__DIRECTIONS__: Reproduce the records below exactly as they appear, omitting any pictures they contain.

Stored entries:
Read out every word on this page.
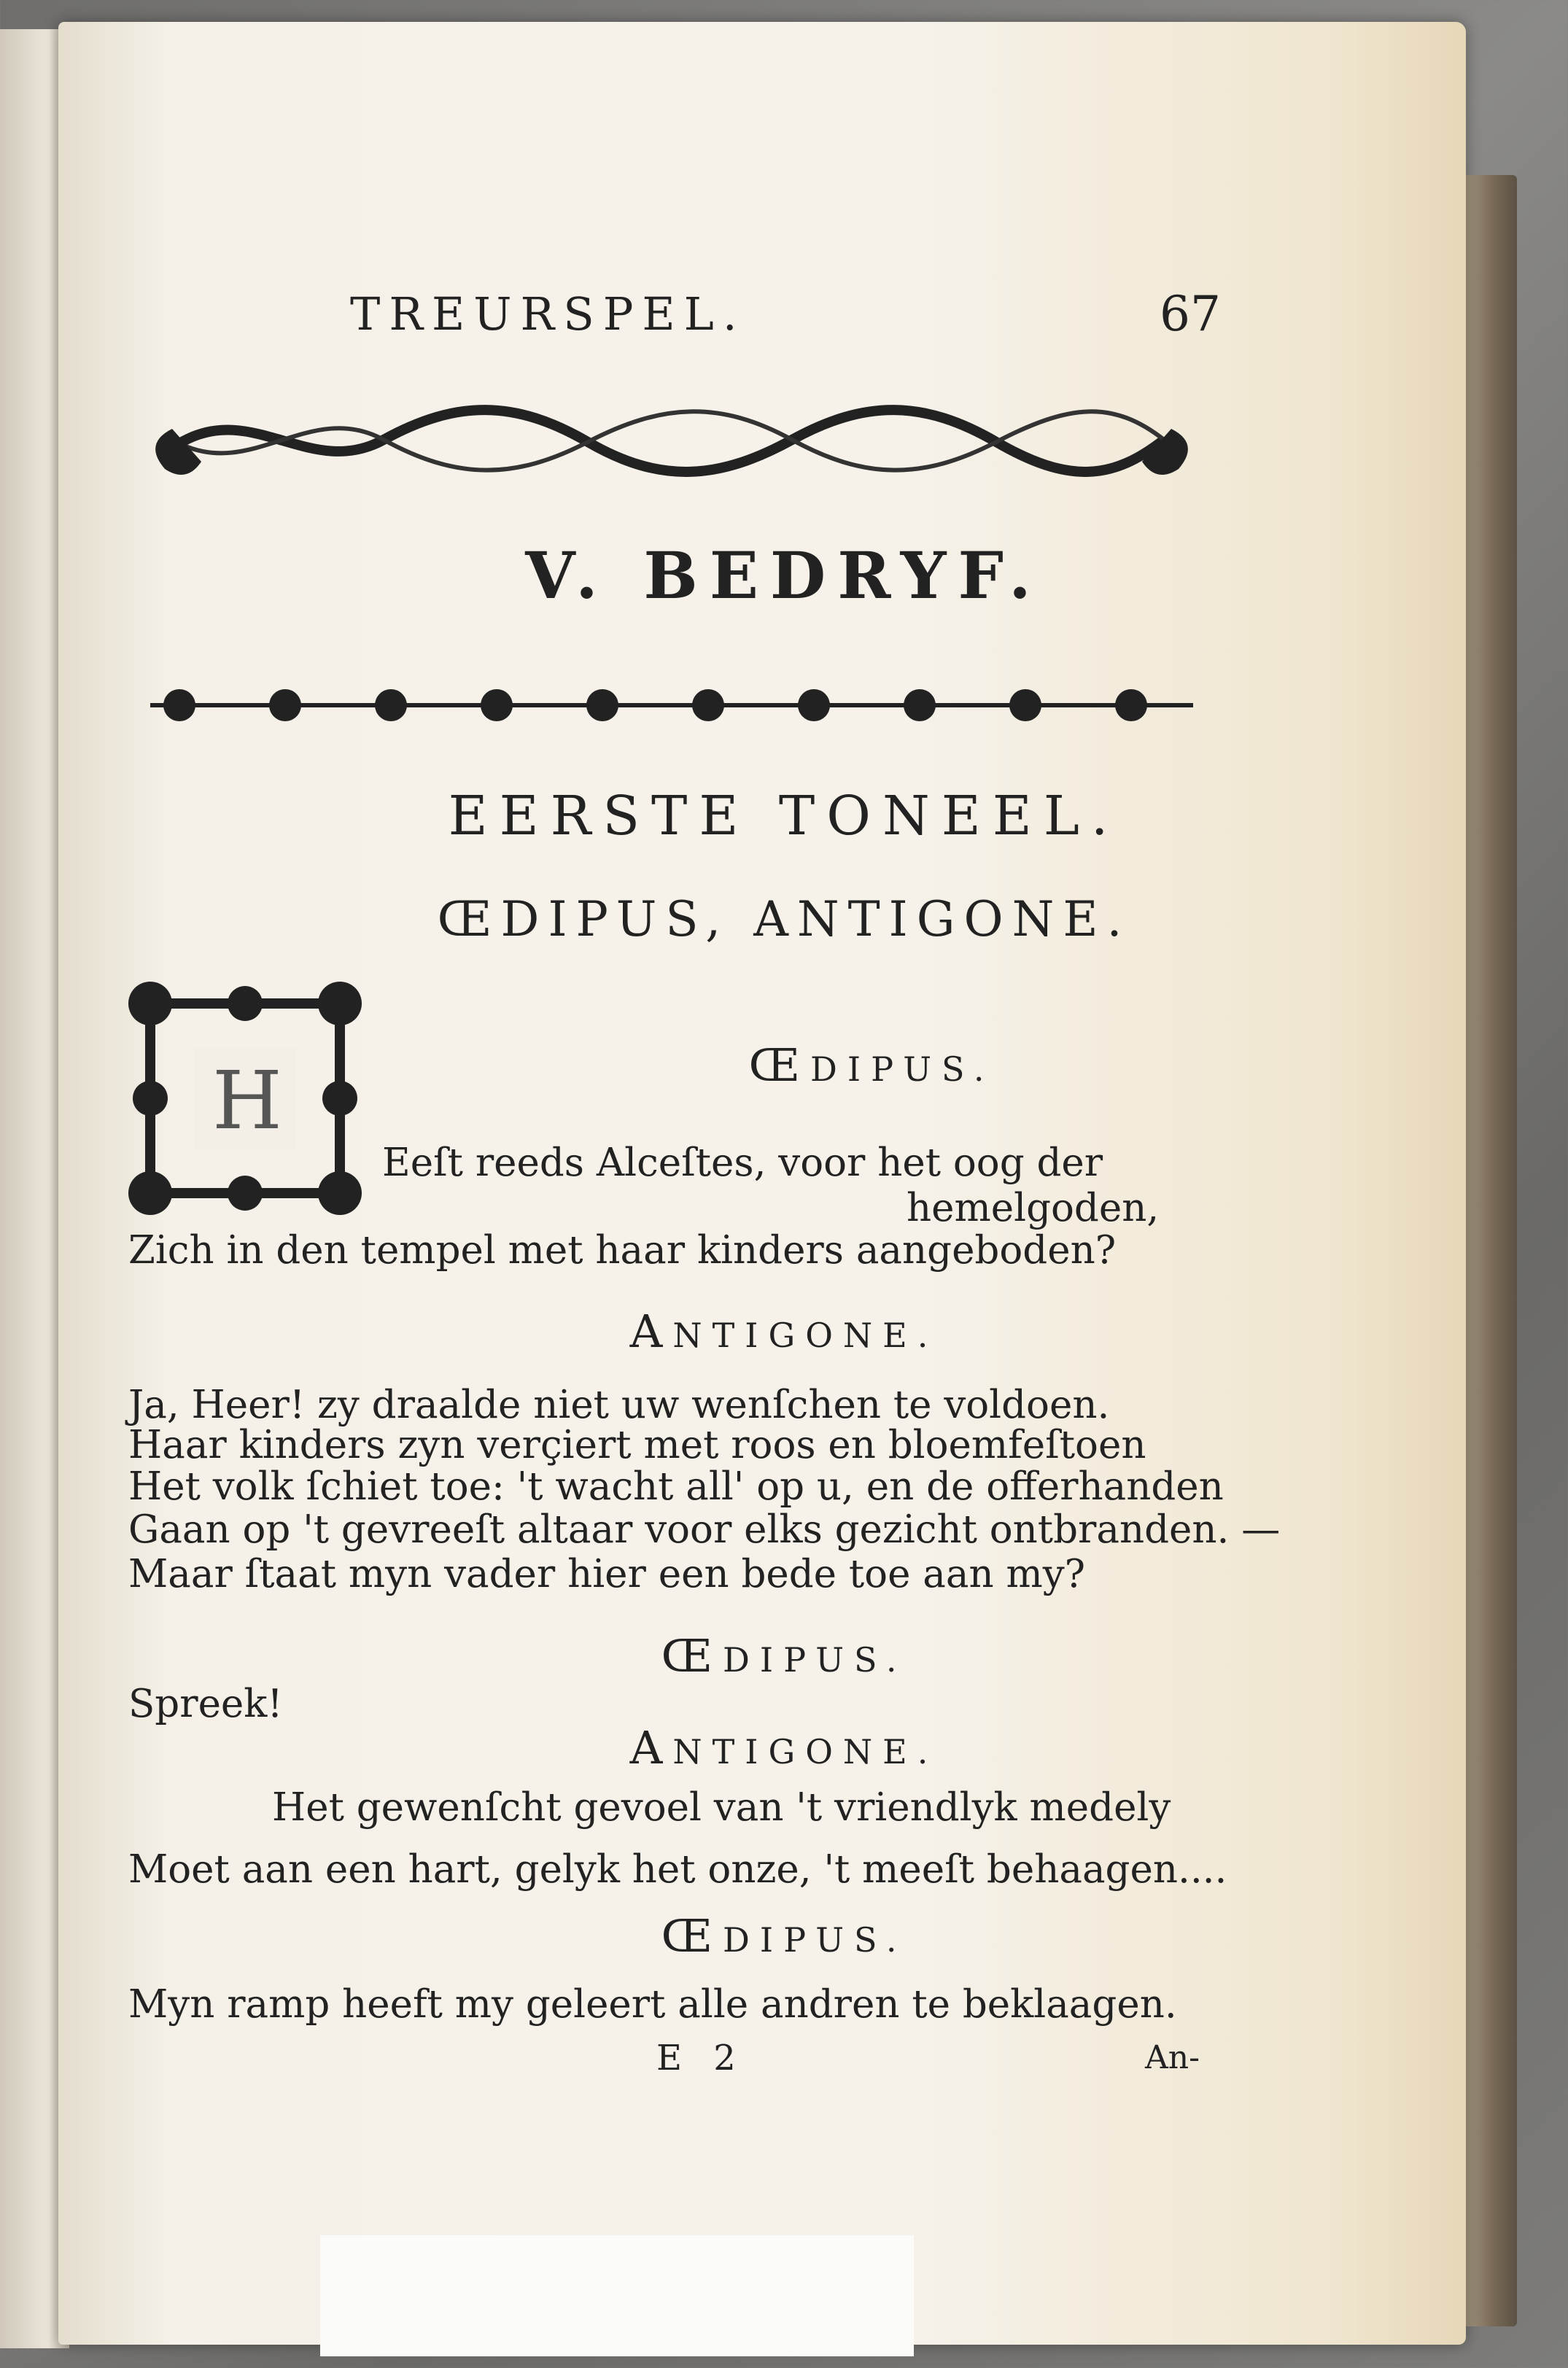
TREURSPEL.	67
V. BEDRYF.
EERSTE TONEEL.
ŒDIPUS, ANTIGONE.
H	ŒDIPUS.
Eeſt reeds Alceſtes, voor het oog der
hemelgoden,
Zich in den tempel met haar kinders aangeboden?
ANTIGONE.
Ja, Heer! zy draalde niet uw wenſchen te voldoen.
Haar kinders zyn verçiert met roos en bloemfeſtoen
Het volk ſchiet toe: 't wacht all' op u, en de offerhanden
Gaan op 't gevreeſt altaar voor elks gezicht ontbranden. —
Maar ſtaat myn vader hier een bede toe aan my?
ŒDIPUS.
Spreek!
ANTIGONE.
Het gewenſcht gevoel van 't vriendlyk medely
Moet aan een hart, gelyk het onze, 't meeſt behaagen....
ŒDIPUS.
Myn ramp heeft my geleert alle andren te beklaagen.
E 2	An-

__SOLVED EXERCISE__:
Read out every word on this page.
TREURSPEL.	67
V. BEDRYF.
EERSTE TONEEL.
ŒDIPUS, ANTIGONE.
H	ŒDIPUS.
Eeſt reeds Alceſtes, voor het oog der
hemelgoden,
Zich in den tempel met haar kinders aangeboden?
ANTIGONE.
Ja, Heer! zy draalde niet uw wenſchen te voldoen.
Haar kinders zyn verçiert met roos en bloemfeſtoen
Het volk ſchiet toe: 't wacht all' op u, en de offerhanden
Gaan op 't gevreeſt altaar voor elks gezicht ontbranden. —
Maar ſtaat myn vader hier een bede toe aan my?
ŒDIPUS.
Spreek!
ANTIGONE.
Het gewenſcht gevoel van 't vriendlyk medely
Moet aan een hart, gelyk het onze, 't meeſt behaagen....
ŒDIPUS.
Myn ramp heeft my geleert alle andren te beklaagen.
E 2	An-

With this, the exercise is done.